▸ **PROVIDED INFORMATION**
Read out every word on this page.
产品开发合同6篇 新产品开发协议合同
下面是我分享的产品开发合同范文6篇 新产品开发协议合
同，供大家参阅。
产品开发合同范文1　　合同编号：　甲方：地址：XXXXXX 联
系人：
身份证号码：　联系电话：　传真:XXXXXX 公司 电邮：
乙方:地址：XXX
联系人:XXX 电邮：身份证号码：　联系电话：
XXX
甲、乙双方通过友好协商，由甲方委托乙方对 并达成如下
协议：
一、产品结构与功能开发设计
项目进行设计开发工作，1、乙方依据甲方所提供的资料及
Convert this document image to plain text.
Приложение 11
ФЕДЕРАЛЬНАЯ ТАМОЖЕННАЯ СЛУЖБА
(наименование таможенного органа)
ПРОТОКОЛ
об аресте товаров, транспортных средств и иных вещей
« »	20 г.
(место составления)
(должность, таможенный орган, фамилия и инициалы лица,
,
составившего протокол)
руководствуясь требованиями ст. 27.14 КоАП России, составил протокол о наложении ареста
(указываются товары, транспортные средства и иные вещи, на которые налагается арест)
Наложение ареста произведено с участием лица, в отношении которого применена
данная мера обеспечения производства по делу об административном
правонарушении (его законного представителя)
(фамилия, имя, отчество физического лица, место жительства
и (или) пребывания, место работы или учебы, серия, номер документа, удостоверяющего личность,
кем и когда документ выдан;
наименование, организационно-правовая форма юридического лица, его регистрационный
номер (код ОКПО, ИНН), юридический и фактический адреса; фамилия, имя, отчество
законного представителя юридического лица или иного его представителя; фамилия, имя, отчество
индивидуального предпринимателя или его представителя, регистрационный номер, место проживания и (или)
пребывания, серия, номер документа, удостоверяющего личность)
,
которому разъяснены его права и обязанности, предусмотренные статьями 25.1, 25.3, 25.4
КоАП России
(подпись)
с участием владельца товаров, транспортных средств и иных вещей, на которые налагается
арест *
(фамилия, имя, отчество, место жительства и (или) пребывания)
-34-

▸ **SHORT EXERCISE**
Extract every line from the one containing "Convert this document image to plain text." through the last line of the data, inclusive, exactly as written.

▸ **CORRECT OUTPUT**
Convert this document image to plain text.
Приложение 11
ФЕДЕРАЛЬНАЯ ТАМОЖЕННАЯ СЛУЖБА
(наименование таможенного органа)
ПРОТОКОЛ
об аресте товаров, транспортных средств и иных вещей
« »	20 г.
(место составления)
(должность, таможенный орган, фамилия и инициалы лица,
,
составившего протокол)
руководствуясь требованиями ст. 27.14 КоАП России, составил протокол о наложении ареста
(указываются товары, транспортные средства и иные вещи, на которые налагается арест)
Наложение ареста произведено с участием лица, в отношении которого применена
данная мера обеспечения производства по делу об административном
правонарушении (его законного представителя)
(фамилия, имя, отчество физического лица, место жительства
и (или) пребывания, место работы или учебы, серия, номер документа, удостоверяющего личность,
кем и когда документ выдан;
наименование, организационно-правовая форма юридического лица, его регистрационный
номер (код ОКПО, ИНН), юридический и фактический адреса; фамилия, имя, отчество
законного представителя юридического лица или иного его представителя; фамилия, имя, отчество
индивидуального предпринимателя или его представителя, регистрационный номер, место проживания и (или)
пребывания, серия, номер документа, удостоверяющего личность)
,
которому разъяснены его права и обязанности, предусмотренные статьями 25.1, 25.3, 25.4
КоАП России
(подпись)
с участием владельца товаров, транспортных средств и иных вещей, на которые налагается
арест *
(фамилия, имя, отчество, место жительства и (или) пребывания)
-34-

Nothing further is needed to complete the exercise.